====== Input records ======

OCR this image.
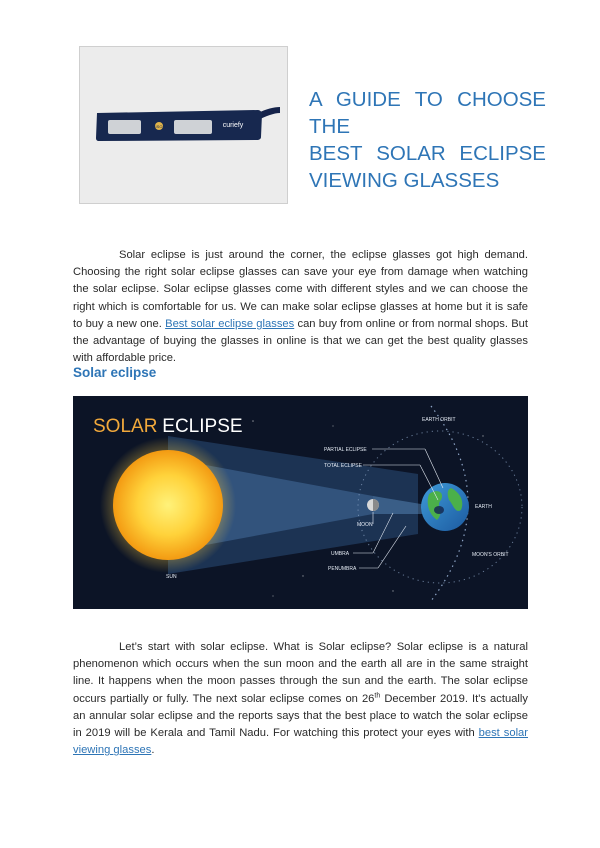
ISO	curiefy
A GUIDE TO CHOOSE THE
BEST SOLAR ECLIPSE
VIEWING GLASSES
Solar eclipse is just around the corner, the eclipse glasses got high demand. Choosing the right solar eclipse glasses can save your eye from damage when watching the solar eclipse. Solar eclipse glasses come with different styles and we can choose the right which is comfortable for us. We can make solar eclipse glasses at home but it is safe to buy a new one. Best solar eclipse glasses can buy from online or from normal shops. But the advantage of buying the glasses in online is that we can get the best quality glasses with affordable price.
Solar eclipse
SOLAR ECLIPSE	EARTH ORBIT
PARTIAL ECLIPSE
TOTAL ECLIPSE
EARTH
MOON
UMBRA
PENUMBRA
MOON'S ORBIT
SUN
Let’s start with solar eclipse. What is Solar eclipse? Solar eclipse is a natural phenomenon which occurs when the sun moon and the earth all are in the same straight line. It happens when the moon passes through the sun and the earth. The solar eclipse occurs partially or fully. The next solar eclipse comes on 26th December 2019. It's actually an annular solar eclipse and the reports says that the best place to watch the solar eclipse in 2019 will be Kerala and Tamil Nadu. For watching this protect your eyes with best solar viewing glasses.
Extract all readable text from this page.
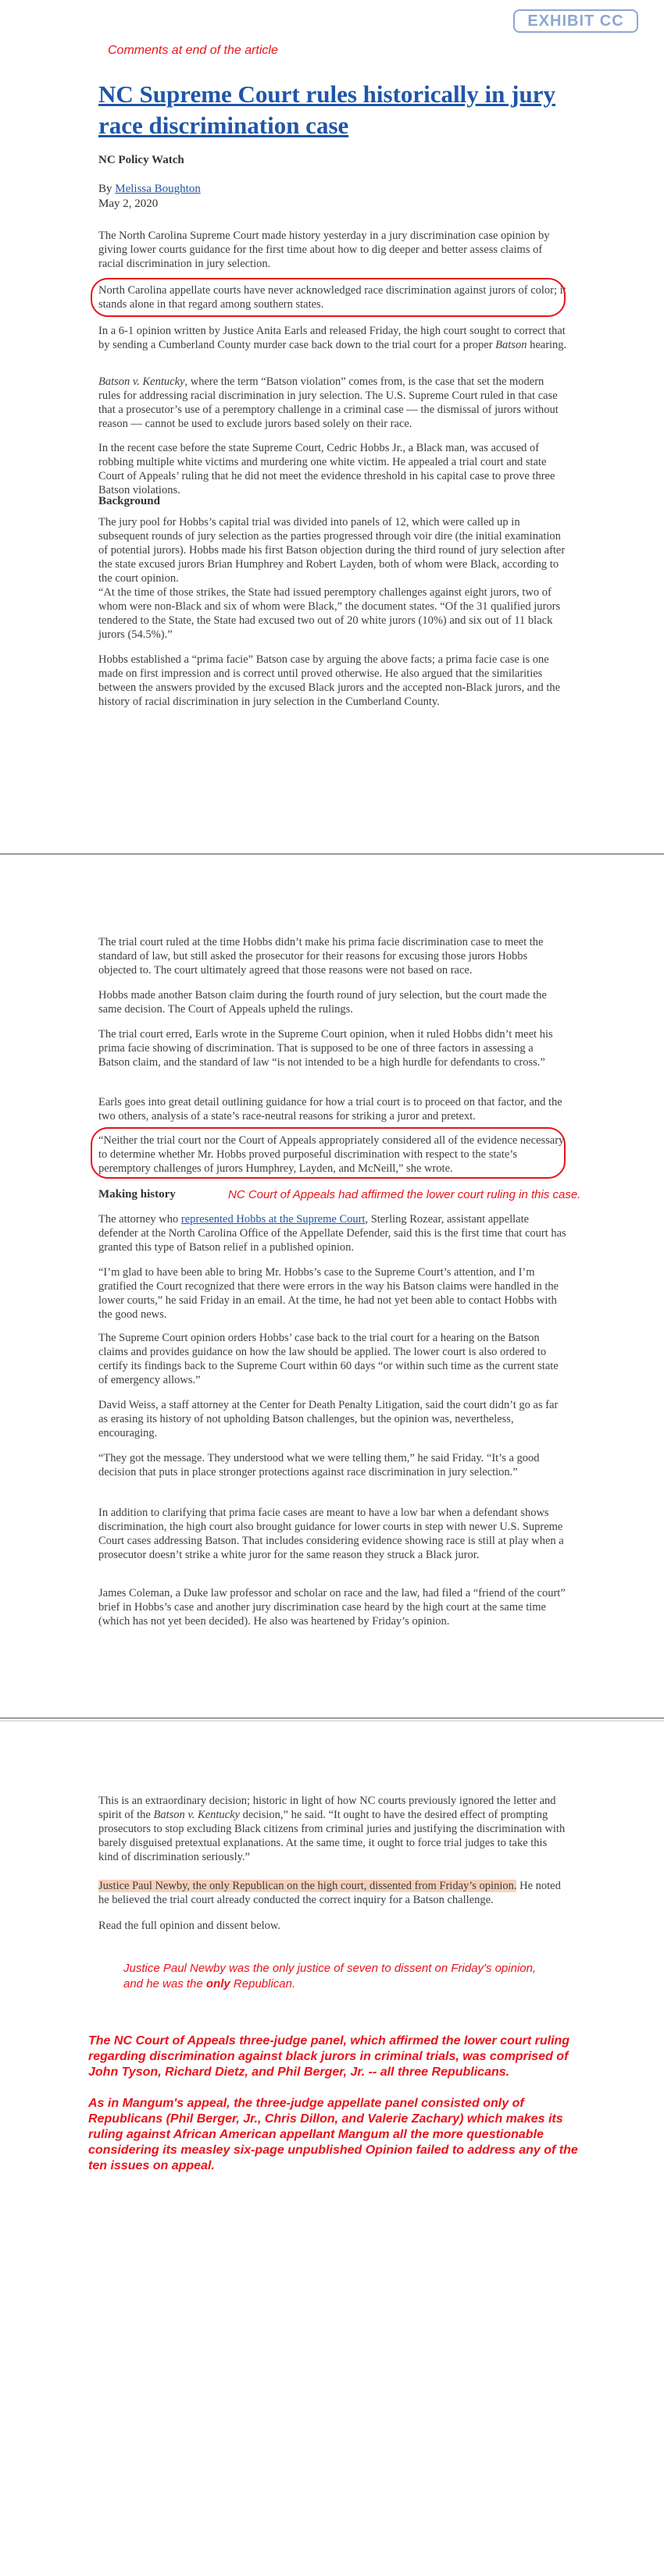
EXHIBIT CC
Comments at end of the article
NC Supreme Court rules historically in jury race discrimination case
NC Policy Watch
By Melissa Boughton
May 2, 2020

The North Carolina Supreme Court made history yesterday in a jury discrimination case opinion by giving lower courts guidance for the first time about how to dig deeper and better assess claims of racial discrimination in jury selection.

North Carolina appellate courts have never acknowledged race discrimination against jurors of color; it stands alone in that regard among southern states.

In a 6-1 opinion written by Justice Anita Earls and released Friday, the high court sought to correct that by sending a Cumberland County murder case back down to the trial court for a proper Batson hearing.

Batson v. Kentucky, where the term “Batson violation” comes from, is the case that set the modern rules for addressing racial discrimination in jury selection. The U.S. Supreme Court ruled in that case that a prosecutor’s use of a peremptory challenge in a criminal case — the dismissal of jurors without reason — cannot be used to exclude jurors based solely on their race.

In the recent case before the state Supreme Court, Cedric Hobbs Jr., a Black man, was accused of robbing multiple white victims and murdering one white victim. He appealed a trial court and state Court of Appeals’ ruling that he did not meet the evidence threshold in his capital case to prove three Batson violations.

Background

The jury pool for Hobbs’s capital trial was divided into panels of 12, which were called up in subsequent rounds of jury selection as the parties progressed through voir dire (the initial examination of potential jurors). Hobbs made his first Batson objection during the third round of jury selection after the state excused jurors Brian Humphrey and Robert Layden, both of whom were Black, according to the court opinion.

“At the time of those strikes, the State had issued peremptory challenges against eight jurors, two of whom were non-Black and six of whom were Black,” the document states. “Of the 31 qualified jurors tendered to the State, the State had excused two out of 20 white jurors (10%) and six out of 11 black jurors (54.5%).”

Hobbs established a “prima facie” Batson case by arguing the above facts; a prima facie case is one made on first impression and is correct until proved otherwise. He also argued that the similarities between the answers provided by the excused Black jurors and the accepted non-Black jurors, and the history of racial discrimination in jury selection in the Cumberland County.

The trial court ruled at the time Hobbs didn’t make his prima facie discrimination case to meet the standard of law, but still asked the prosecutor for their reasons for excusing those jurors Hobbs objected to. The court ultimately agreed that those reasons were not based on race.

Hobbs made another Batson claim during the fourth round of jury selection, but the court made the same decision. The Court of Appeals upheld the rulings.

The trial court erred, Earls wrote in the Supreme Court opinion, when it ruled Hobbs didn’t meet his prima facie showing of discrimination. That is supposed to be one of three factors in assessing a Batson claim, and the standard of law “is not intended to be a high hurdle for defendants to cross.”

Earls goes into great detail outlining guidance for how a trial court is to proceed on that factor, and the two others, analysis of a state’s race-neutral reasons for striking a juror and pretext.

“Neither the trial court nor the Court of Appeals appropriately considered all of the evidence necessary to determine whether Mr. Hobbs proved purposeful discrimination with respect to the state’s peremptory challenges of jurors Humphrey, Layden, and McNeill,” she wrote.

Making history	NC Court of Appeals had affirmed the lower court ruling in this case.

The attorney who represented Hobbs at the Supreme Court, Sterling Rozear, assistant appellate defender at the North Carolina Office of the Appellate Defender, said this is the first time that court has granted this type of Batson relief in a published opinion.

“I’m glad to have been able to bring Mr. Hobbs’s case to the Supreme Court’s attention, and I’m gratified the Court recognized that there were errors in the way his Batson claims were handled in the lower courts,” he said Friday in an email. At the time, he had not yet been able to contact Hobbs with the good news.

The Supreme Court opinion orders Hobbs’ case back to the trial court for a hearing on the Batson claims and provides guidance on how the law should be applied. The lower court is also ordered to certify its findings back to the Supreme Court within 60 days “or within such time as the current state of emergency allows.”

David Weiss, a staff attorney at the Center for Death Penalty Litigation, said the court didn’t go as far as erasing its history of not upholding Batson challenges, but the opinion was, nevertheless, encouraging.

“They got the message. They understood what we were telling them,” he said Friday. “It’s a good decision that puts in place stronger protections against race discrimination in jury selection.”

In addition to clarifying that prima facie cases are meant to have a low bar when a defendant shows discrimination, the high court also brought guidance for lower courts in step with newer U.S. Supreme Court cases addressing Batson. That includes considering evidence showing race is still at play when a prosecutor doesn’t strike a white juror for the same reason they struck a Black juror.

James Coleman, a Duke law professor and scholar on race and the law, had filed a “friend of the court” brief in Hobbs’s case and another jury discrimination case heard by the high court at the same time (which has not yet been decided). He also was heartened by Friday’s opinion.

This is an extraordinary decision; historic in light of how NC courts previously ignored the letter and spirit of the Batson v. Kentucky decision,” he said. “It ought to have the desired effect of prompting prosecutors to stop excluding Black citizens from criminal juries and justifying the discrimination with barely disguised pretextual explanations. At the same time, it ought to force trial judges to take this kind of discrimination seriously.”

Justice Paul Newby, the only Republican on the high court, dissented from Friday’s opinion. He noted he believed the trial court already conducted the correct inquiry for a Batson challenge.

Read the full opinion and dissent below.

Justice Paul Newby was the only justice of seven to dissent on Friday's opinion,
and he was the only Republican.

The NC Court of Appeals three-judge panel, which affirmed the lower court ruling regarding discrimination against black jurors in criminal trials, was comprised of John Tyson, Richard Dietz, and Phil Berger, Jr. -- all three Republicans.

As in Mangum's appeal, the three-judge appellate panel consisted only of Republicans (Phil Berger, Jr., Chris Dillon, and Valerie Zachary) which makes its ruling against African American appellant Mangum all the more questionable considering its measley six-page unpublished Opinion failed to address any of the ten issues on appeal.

======

Written task: The listing above must be printed again exactly, minus its pictures.

Answer:
OCR this image.
ISO	curiefy
A GUIDE TO CHOOSE THE
BEST SOLAR ECLIPSE
VIEWING GLASSES
Solar eclipse is just around the corner, the eclipse glasses got high demand. Choosing the right solar eclipse glasses can save your eye from damage when watching the solar eclipse. Solar eclipse glasses come with different styles and we can choose the right which is comfortable for us. We can make solar eclipse glasses at home but it is safe to buy a new one. Best solar eclipse glasses can buy from online or from normal shops. But the advantage of buying the glasses in online is that we can get the best quality glasses with affordable price.
Solar eclipse
SOLAR ECLIPSE	EARTH ORBIT
PARTIAL ECLIPSE
TOTAL ECLIPSE
EARTH
MOON
UMBRA
PENUMBRA
MOON'S ORBIT
SUN
Let’s start with solar eclipse. What is Solar eclipse? Solar eclipse is a natural phenomenon which occurs when the sun moon and the earth all are in the same straight line. It happens when the moon passes through the sun and the earth. The solar eclipse occurs partially or fully. The next solar eclipse comes on 26th December 2019. It's actually an annular solar eclipse and the reports says that the best place to watch the solar eclipse in 2019 will be Kerala and Tamil Nadu. For watching this protect your eyes with best solar viewing glasses.
Extract all readable text from this page.
EXHIBIT CC
Comments at end of the article
NC Supreme Court rules historically in jury race discrimination case
NC Policy Watch
By Melissa Boughton
May 2, 2020

The North Carolina Supreme Court made history yesterday in a jury discrimination case opinion by giving lower courts guidance for the first time about how to dig deeper and better assess claims of racial discrimination in jury selection.

North Carolina appellate courts have never acknowledged race discrimination against jurors of color; it stands alone in that regard among southern states.

In a 6-1 opinion written by Justice Anita Earls and released Friday, the high court sought to correct that by sending a Cumberland County murder case back down to the trial court for a proper Batson hearing.

Batson v. Kentucky, where the term “Batson violation” comes from, is the case that set the modern rules for addressing racial discrimination in jury selection. The U.S. Supreme Court ruled in that case that a prosecutor’s use of a peremptory challenge in a criminal case — the dismissal of jurors without reason — cannot be used to exclude jurors based solely on their race.

In the recent case before the state Supreme Court, Cedric Hobbs Jr., a Black man, was accused of robbing multiple white victims and murdering one white victim. He appealed a trial court and state Court of Appeals’ ruling that he did not meet the evidence threshold in his capital case to prove three Batson violations.

Background

The jury pool for Hobbs’s capital trial was divided into panels of 12, which were called up in subsequent rounds of jury selection as the parties progressed through voir dire (the initial examination of potential jurors). Hobbs made his first Batson objection during the third round of jury selection after the state excused jurors Brian Humphrey and Robert Layden, both of whom were Black, according to the court opinion.

“At the time of those strikes, the State had issued peremptory challenges against eight jurors, two of whom were non-Black and six of whom were Black,” the document states. “Of the 31 qualified jurors tendered to the State, the State had excused two out of 20 white jurors (10%) and six out of 11 black jurors (54.5%).”

Hobbs established a “prima facie” Batson case by arguing the above facts; a prima facie case is one made on first impression and is correct until proved otherwise. He also argued that the similarities between the answers provided by the excused Black jurors and the accepted non-Black jurors, and the history of racial discrimination in jury selection in the Cumberland County.

The trial court ruled at the time Hobbs didn’t make his prima facie discrimination case to meet the standard of law, but still asked the prosecutor for their reasons for excusing those jurors Hobbs objected to. The court ultimately agreed that those reasons were not based on race.

Hobbs made another Batson claim during the fourth round of jury selection, but the court made the same decision. The Court of Appeals upheld the rulings.

The trial court erred, Earls wrote in the Supreme Court opinion, when it ruled Hobbs didn’t meet his prima facie showing of discrimination. That is supposed to be one of three factors in assessing a Batson claim, and the standard of law “is not intended to be a high hurdle for defendants to cross.”

Earls goes into great detail outlining guidance for how a trial court is to proceed on that factor, and the two others, analysis of a state’s race-neutral reasons for striking a juror and pretext.

“Neither the trial court nor the Court of Appeals appropriately considered all of the evidence necessary to determine whether Mr. Hobbs proved purposeful discrimination with respect to the state’s peremptory challenges of jurors Humphrey, Layden, and McNeill,” she wrote.

Making history	NC Court of Appeals had affirmed the lower court ruling in this case.

The attorney who represented Hobbs at the Supreme Court, Sterling Rozear, assistant appellate defender at the North Carolina Office of the Appellate Defender, said this is the first time that court has granted this type of Batson relief in a published opinion.

“I’m glad to have been able to bring Mr. Hobbs’s case to the Supreme Court’s attention, and I’m gratified the Court recognized that there were errors in the way his Batson claims were handled in the lower courts,” he said Friday in an email. At the time, he had not yet been able to contact Hobbs with the good news.

The Supreme Court opinion orders Hobbs’ case back to the trial court for a hearing on the Batson claims and provides guidance on how the law should be applied. The lower court is also ordered to certify its findings back to the Supreme Court within 60 days “or within such time as the current state of emergency allows.”

David Weiss, a staff attorney at the Center for Death Penalty Litigation, said the court didn’t go as far as erasing its history of not upholding Batson challenges, but the opinion was, nevertheless, encouraging.

“They got the message. They understood what we were telling them,” he said Friday. “It’s a good decision that puts in place stronger protections against race discrimination in jury selection.”

In addition to clarifying that prima facie cases are meant to have a low bar when a defendant shows discrimination, the high court also brought guidance for lower courts in step with newer U.S. Supreme Court cases addressing Batson. That includes considering evidence showing race is still at play when a prosecutor doesn’t strike a white juror for the same reason they struck a Black juror.

James Coleman, a Duke law professor and scholar on race and the law, had filed a “friend of the court” brief in Hobbs’s case and another jury discrimination case heard by the high court at the same time (which has not yet been decided). He also was heartened by Friday’s opinion.

This is an extraordinary decision; historic in light of how NC courts previously ignored the letter and spirit of the Batson v. Kentucky decision,” he said. “It ought to have the desired effect of prompting prosecutors to stop excluding Black citizens from criminal juries and justifying the discrimination with barely disguised pretextual explanations. At the same time, it ought to force trial judges to take this kind of discrimination seriously.”

Justice Paul Newby, the only Republican on the high court, dissented from Friday’s opinion. He noted he believed the trial court already conducted the correct inquiry for a Batson challenge.

Read the full opinion and dissent below.

Justice Paul Newby was the only justice of seven to dissent on Friday's opinion,
and he was the only Republican.

The NC Court of Appeals three-judge panel, which affirmed the lower court ruling regarding discrimination against black jurors in criminal trials, was comprised of John Tyson, Richard Dietz, and Phil Berger, Jr. -- all three Republicans.

As in Mangum's appeal, the three-judge appellate panel consisted only of Republicans (Phil Berger, Jr., Chris Dillon, and Valerie Zachary) which makes its ruling against African American appellant Mangum all the more questionable considering its measley six-page unpublished Opinion failed to address any of the ten issues on appeal.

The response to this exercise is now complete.